▶ _Required work_
Search the entries below. Return every line that has "image" in it.

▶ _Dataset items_
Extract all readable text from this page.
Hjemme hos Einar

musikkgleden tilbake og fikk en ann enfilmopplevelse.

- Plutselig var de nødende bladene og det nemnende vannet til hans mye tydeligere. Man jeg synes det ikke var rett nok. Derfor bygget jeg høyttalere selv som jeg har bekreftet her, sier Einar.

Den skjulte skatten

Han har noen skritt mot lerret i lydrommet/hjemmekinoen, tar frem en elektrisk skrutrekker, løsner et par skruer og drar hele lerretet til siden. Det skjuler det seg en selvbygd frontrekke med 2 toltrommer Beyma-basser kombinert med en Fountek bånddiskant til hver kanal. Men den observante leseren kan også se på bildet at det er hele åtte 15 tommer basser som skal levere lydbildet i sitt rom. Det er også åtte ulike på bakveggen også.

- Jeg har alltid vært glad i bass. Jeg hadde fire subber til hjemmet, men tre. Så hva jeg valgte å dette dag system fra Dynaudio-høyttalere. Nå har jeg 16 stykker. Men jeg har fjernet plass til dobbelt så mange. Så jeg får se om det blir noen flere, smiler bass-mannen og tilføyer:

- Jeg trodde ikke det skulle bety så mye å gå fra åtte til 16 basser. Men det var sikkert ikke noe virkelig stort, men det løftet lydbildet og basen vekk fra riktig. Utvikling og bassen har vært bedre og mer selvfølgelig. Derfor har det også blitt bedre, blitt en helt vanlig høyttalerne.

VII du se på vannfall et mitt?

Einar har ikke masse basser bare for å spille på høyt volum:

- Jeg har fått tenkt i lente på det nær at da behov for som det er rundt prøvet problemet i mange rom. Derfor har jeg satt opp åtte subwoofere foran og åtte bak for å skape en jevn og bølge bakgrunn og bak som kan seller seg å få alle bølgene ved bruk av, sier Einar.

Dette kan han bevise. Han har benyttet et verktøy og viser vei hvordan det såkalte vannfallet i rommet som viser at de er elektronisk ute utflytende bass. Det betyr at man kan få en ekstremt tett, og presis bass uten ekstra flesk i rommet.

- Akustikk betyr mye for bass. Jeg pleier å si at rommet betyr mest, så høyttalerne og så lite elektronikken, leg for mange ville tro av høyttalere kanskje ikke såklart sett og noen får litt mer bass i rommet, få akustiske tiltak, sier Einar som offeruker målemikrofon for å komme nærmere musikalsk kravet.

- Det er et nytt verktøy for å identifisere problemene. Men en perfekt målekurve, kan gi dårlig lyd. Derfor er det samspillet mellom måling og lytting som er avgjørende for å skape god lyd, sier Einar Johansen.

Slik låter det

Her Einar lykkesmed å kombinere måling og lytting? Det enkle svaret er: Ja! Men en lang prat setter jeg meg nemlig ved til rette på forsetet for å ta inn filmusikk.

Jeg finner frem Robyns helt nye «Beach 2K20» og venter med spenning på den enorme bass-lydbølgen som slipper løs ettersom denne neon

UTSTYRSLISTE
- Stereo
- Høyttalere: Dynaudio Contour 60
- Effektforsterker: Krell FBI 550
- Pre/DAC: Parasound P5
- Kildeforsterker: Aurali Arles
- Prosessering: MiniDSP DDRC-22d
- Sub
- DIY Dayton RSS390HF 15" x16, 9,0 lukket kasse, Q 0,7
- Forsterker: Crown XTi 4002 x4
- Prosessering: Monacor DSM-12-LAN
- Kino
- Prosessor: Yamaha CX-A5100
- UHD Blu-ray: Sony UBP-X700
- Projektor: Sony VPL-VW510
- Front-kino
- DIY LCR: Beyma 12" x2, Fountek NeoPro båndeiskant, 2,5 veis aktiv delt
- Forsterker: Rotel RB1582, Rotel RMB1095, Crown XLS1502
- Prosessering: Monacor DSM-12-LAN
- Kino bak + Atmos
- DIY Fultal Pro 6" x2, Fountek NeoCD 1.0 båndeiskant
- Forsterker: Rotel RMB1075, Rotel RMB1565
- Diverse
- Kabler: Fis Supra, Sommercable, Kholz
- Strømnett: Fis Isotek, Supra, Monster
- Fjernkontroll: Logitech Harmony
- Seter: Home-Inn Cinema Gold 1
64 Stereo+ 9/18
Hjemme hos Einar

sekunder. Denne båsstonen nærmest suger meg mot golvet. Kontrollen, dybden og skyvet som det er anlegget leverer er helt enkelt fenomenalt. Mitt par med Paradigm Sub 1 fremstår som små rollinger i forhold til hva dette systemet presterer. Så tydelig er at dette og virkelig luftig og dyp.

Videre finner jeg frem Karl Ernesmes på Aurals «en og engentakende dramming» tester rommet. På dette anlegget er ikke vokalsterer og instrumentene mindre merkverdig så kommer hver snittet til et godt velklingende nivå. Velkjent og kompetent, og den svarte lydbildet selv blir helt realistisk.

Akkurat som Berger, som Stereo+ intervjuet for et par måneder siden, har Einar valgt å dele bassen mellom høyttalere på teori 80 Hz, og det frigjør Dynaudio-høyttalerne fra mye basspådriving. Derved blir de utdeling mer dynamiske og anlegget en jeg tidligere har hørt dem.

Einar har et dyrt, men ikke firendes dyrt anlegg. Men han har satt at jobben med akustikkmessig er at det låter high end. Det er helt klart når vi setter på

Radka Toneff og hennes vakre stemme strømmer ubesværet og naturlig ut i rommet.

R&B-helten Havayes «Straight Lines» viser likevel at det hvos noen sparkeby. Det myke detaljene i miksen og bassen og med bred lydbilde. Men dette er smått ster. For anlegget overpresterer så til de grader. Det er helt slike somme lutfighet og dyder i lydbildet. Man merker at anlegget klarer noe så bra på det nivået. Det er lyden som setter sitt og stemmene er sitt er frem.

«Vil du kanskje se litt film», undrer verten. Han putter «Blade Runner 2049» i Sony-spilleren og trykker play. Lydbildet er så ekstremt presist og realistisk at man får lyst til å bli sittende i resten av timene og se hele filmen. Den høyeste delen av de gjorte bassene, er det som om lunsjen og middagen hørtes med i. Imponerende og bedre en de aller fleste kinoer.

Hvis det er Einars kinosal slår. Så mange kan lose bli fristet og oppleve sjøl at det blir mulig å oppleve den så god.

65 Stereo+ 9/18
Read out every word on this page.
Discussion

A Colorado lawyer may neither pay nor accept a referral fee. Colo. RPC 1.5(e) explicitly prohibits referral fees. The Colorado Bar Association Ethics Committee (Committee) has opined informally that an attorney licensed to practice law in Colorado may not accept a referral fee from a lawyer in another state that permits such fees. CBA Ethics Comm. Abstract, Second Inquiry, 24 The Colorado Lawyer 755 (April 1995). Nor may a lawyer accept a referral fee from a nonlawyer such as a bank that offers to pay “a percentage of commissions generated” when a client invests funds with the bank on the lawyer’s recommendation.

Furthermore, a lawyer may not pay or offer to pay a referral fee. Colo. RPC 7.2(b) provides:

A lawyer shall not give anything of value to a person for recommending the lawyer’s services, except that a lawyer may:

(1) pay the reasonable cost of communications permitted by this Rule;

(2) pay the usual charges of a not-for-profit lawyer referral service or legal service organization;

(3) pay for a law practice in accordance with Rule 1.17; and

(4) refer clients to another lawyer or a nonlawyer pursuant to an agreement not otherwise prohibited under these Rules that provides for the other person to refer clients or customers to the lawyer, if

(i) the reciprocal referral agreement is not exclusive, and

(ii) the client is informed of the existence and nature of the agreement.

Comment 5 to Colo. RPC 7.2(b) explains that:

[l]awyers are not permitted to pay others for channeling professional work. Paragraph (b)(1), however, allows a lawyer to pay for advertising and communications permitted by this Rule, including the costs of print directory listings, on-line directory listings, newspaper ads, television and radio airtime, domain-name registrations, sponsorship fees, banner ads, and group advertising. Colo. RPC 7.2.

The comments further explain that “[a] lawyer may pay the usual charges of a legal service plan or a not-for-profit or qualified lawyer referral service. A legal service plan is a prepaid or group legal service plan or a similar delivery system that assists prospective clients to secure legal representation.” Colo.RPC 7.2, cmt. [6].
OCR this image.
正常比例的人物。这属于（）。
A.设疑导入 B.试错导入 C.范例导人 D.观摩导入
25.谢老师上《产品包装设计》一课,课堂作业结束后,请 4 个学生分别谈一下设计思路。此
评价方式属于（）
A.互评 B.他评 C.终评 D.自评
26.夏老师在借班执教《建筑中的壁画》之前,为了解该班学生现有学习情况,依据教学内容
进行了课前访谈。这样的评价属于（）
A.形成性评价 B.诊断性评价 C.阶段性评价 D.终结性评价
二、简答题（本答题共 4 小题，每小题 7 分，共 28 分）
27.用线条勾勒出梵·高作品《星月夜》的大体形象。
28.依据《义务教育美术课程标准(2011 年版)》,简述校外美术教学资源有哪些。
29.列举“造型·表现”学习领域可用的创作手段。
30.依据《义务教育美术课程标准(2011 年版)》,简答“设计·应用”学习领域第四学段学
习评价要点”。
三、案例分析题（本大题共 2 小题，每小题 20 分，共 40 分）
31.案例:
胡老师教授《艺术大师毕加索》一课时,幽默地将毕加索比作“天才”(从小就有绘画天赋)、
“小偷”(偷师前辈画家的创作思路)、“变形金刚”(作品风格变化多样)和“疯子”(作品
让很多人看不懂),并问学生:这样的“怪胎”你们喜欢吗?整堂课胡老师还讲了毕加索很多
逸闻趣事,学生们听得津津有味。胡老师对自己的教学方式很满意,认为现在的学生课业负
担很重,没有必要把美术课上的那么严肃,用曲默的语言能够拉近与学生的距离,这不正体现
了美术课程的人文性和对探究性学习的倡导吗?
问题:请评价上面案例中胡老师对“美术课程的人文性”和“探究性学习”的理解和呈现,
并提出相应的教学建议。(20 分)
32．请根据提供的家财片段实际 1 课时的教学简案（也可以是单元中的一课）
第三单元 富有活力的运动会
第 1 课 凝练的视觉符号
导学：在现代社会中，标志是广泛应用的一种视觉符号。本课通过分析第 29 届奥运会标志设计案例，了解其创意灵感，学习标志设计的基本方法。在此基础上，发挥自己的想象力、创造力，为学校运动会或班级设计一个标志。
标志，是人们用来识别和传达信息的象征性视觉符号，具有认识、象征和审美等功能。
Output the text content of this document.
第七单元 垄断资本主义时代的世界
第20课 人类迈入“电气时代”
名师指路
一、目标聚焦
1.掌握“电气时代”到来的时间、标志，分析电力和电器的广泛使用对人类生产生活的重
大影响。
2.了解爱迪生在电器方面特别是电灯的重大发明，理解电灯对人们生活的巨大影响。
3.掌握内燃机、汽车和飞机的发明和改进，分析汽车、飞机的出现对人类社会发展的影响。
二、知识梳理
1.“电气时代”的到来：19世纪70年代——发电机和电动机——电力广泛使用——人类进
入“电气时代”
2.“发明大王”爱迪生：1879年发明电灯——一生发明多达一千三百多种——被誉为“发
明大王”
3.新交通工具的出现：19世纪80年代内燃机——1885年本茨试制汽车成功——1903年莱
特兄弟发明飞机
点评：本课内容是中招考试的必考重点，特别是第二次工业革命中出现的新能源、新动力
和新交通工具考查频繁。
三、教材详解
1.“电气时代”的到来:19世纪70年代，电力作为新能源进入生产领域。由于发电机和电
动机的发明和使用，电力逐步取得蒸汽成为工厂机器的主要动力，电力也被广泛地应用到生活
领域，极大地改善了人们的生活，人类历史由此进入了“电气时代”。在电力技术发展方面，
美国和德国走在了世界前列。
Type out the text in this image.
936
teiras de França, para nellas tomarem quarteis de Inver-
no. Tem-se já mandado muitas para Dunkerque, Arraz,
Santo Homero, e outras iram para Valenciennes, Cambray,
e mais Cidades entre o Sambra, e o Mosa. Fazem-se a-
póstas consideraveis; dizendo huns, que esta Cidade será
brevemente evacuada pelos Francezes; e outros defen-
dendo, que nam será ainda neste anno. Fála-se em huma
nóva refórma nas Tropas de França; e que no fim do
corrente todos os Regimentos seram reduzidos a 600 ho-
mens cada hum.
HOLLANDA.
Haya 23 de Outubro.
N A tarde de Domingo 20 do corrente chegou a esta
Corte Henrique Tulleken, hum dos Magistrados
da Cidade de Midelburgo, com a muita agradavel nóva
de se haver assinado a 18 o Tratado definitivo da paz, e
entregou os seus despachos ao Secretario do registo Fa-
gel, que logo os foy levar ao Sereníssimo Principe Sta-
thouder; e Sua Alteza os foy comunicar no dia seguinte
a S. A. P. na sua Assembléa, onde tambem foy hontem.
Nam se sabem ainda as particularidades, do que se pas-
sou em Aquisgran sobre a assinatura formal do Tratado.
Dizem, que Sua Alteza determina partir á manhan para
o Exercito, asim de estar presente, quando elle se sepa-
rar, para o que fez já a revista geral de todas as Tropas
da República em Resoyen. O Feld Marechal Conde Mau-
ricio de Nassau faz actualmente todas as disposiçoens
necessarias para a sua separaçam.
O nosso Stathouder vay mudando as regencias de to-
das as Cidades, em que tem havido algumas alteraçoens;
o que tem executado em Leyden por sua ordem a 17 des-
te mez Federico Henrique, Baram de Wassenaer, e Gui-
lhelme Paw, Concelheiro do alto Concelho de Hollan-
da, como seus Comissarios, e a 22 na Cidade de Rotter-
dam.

▶ _Task solution_
OCR this image.
Type out the text in this image.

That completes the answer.